• **Stated problem**:
Repeat every line of the data exactly, but not the pictures.

• **Input**:
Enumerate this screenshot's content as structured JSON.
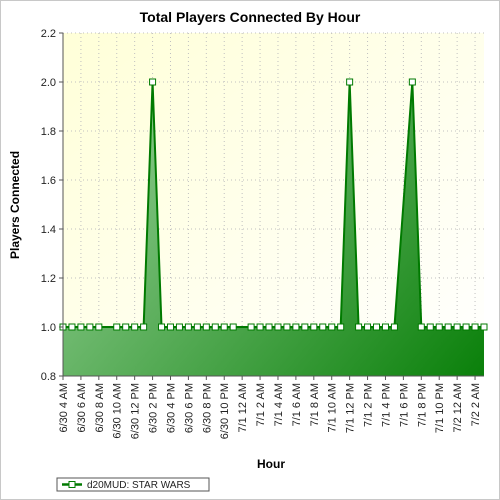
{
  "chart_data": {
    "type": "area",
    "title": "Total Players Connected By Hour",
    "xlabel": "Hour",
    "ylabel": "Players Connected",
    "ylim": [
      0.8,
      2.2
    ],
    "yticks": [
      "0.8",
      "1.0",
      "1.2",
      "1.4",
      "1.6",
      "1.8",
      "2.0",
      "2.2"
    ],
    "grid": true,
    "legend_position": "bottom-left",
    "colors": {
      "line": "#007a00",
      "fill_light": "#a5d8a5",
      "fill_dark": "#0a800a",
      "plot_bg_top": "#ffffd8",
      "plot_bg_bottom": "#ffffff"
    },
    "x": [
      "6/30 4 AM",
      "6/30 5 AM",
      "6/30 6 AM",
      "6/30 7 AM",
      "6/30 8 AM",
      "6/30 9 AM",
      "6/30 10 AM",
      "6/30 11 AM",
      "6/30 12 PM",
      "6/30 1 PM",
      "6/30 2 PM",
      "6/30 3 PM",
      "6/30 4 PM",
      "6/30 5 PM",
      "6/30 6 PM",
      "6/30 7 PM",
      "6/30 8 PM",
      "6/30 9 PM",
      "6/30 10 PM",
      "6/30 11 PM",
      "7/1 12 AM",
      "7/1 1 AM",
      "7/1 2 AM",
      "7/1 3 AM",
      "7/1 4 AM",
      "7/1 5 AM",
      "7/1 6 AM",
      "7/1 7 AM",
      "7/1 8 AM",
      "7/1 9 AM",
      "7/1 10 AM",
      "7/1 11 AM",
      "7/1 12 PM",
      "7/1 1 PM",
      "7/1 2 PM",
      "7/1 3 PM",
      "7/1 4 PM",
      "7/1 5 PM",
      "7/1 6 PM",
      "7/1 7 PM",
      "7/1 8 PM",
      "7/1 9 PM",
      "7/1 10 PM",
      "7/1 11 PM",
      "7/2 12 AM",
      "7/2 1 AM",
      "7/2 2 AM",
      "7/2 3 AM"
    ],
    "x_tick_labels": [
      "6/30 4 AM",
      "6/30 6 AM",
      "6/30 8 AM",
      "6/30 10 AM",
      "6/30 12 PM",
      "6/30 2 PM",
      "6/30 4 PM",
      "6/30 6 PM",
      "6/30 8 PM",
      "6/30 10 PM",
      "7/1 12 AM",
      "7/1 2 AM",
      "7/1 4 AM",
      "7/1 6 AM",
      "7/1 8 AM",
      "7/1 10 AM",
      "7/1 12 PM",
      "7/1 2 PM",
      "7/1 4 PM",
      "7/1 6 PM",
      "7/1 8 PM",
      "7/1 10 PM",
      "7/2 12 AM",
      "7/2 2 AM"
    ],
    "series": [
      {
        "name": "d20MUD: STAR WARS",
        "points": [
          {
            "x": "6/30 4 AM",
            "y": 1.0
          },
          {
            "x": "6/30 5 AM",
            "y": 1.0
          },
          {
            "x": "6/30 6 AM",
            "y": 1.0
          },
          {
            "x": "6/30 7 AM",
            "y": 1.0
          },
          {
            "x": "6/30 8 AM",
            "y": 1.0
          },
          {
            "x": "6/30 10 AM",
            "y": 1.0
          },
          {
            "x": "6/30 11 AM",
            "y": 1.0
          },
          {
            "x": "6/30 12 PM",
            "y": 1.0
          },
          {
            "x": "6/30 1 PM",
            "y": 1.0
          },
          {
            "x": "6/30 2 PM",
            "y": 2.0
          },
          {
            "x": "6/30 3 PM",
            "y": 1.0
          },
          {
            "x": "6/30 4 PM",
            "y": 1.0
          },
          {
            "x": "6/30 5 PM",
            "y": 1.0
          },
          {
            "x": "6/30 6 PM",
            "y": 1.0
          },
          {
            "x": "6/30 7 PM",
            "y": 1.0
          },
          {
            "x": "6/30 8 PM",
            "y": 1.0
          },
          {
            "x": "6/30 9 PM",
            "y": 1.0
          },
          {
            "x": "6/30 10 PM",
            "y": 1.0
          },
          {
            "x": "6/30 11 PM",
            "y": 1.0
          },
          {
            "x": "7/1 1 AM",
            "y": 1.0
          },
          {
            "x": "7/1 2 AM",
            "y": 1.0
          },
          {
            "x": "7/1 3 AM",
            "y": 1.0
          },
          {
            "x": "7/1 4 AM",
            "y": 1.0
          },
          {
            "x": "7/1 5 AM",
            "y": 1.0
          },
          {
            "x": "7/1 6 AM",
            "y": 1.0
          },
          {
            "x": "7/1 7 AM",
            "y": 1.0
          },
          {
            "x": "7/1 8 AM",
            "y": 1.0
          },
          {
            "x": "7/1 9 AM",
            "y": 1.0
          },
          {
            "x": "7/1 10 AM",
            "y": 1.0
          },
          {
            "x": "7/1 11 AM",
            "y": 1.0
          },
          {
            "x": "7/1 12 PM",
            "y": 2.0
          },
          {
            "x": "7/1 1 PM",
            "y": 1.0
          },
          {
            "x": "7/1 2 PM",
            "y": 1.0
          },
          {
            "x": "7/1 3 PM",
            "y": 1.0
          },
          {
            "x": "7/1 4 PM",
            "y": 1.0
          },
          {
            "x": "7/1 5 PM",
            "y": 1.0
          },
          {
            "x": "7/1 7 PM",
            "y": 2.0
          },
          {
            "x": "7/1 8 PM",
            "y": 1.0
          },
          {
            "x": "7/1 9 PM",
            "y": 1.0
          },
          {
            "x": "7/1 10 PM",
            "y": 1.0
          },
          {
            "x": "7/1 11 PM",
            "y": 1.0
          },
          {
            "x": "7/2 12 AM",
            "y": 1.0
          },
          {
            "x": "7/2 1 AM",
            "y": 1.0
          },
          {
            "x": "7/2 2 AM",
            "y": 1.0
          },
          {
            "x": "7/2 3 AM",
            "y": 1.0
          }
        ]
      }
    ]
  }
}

• **Exercise output**:
Enumerate this screenshot's content as structured JSON.
{
  "chart_data": {
    "type": "area",
    "title": "Total Players Connected By Hour",
    "xlabel": "Hour",
    "ylabel": "Players Connected",
    "ylim": [
      0.8,
      2.2
    ],
    "yticks": [
      "0.8",
      "1.0",
      "1.2",
      "1.4",
      "1.6",
      "1.8",
      "2.0",
      "2.2"
    ],
    "grid": true,
    "legend_position": "bottom-left",
    "colors": {
      "line": "#007a00",
      "fill_light": "#a5d8a5",
      "fill_dark": "#0a800a",
      "plot_bg_top": "#ffffd8",
      "plot_bg_bottom": "#ffffff"
    },
    "x": [
      "6/30 4 AM",
      "6/30 5 AM",
      "6/30 6 AM",
      "6/30 7 AM",
      "6/30 8 AM",
      "6/30 9 AM",
      "6/30 10 AM",
      "6/30 11 AM",
      "6/30 12 PM",
      "6/30 1 PM",
      "6/30 2 PM",
      "6/30 3 PM",
      "6/30 4 PM",
      "6/30 5 PM",
      "6/30 6 PM",
      "6/30 7 PM",
      "6/30 8 PM",
      "6/30 9 PM",
      "6/30 10 PM",
      "6/30 11 PM",
      "7/1 12 AM",
      "7/1 1 AM",
      "7/1 2 AM",
      "7/1 3 AM",
      "7/1 4 AM",
      "7/1 5 AM",
      "7/1 6 AM",
      "7/1 7 AM",
      "7/1 8 AM",
      "7/1 9 AM",
      "7/1 10 AM",
      "7/1 11 AM",
      "7/1 12 PM",
      "7/1 1 PM",
      "7/1 2 PM",
      "7/1 3 PM",
      "7/1 4 PM",
      "7/1 5 PM",
      "7/1 6 PM",
      "7/1 7 PM",
      "7/1 8 PM",
      "7/1 9 PM",
      "7/1 10 PM",
      "7/1 11 PM",
      "7/2 12 AM",
      "7/2 1 AM",
      "7/2 2 AM",
      "7/2 3 AM"
    ],
    "x_tick_labels": [
      "6/30 4 AM",
      "6/30 6 AM",
      "6/30 8 AM",
      "6/30 10 AM",
      "6/30 12 PM",
      "6/30 2 PM",
      "6/30 4 PM",
      "6/30 6 PM",
      "6/30 8 PM",
      "6/30 10 PM",
      "7/1 12 AM",
      "7/1 2 AM",
      "7/1 4 AM",
      "7/1 6 AM",
      "7/1 8 AM",
      "7/1 10 AM",
      "7/1 12 PM",
      "7/1 2 PM",
      "7/1 4 PM",
      "7/1 6 PM",
      "7/1 8 PM",
      "7/1 10 PM",
      "7/2 12 AM",
      "7/2 2 AM"
    ],
    "series": [
      {
        "name": "d20MUD: STAR WARS",
        "points": [
          {
            "x": "6/30 4 AM",
            "y": 1.0
          },
          {
            "x": "6/30 5 AM",
            "y": 1.0
          },
          {
            "x": "6/30 6 AM",
            "y": 1.0
          },
          {
            "x": "6/30 7 AM",
            "y": 1.0
          },
          {
            "x": "6/30 8 AM",
            "y": 1.0
          },
          {
            "x": "6/30 10 AM",
            "y": 1.0
          },
          {
            "x": "6/30 11 AM",
            "y": 1.0
          },
          {
            "x": "6/30 12 PM",
            "y": 1.0
          },
          {
            "x": "6/30 1 PM",
            "y": 1.0
          },
          {
            "x": "6/30 2 PM",
            "y": 2.0
          },
          {
            "x": "6/30 3 PM",
            "y": 1.0
          },
          {
            "x": "6/30 4 PM",
            "y": 1.0
          },
          {
            "x": "6/30 5 PM",
            "y": 1.0
          },
          {
            "x": "6/30 6 PM",
            "y": 1.0
          },
          {
            "x": "6/30 7 PM",
            "y": 1.0
          },
          {
            "x": "6/30 8 PM",
            "y": 1.0
          },
          {
            "x": "6/30 9 PM",
            "y": 1.0
          },
          {
            "x": "6/30 10 PM",
            "y": 1.0
          },
          {
            "x": "6/30 11 PM",
            "y": 1.0
          },
          {
            "x": "7/1 1 AM",
            "y": 1.0
          },
          {
            "x": "7/1 2 AM",
            "y": 1.0
          },
          {
            "x": "7/1 3 AM",
            "y": 1.0
          },
          {
            "x": "7/1 4 AM",
            "y": 1.0
          },
          {
            "x": "7/1 5 AM",
            "y": 1.0
          },
          {
            "x": "7/1 6 AM",
            "y": 1.0
          },
          {
            "x": "7/1 7 AM",
            "y": 1.0
          },
          {
            "x": "7/1 8 AM",
            "y": 1.0
          },
          {
            "x": "7/1 9 AM",
            "y": 1.0
          },
          {
            "x": "7/1 10 AM",
            "y": 1.0
          },
          {
            "x": "7/1 11 AM",
            "y": 1.0
          },
          {
            "x": "7/1 12 PM",
            "y": 2.0
          },
          {
            "x": "7/1 1 PM",
            "y": 1.0
          },
          {
            "x": "7/1 2 PM",
            "y": 1.0
          },
          {
            "x": "7/1 3 PM",
            "y": 1.0
          },
          {
            "x": "7/1 4 PM",
            "y": 1.0
          },
          {
            "x": "7/1 5 PM",
            "y": 1.0
          },
          {
            "x": "7/1 7 PM",
            "y": 2.0
          },
          {
            "x": "7/1 8 PM",
            "y": 1.0
          },
          {
            "x": "7/1 9 PM",
            "y": 1.0
          },
          {
            "x": "7/1 10 PM",
            "y": 1.0
          },
          {
            "x": "7/1 11 PM",
            "y": 1.0
          },
          {
            "x": "7/2 12 AM",
            "y": 1.0
          },
          {
            "x": "7/2 1 AM",
            "y": 1.0
          },
          {
            "x": "7/2 2 AM",
            "y": 1.0
          },
          {
            "x": "7/2 3 AM",
            "y": 1.0
          }
        ]
      }
    ]
  }
}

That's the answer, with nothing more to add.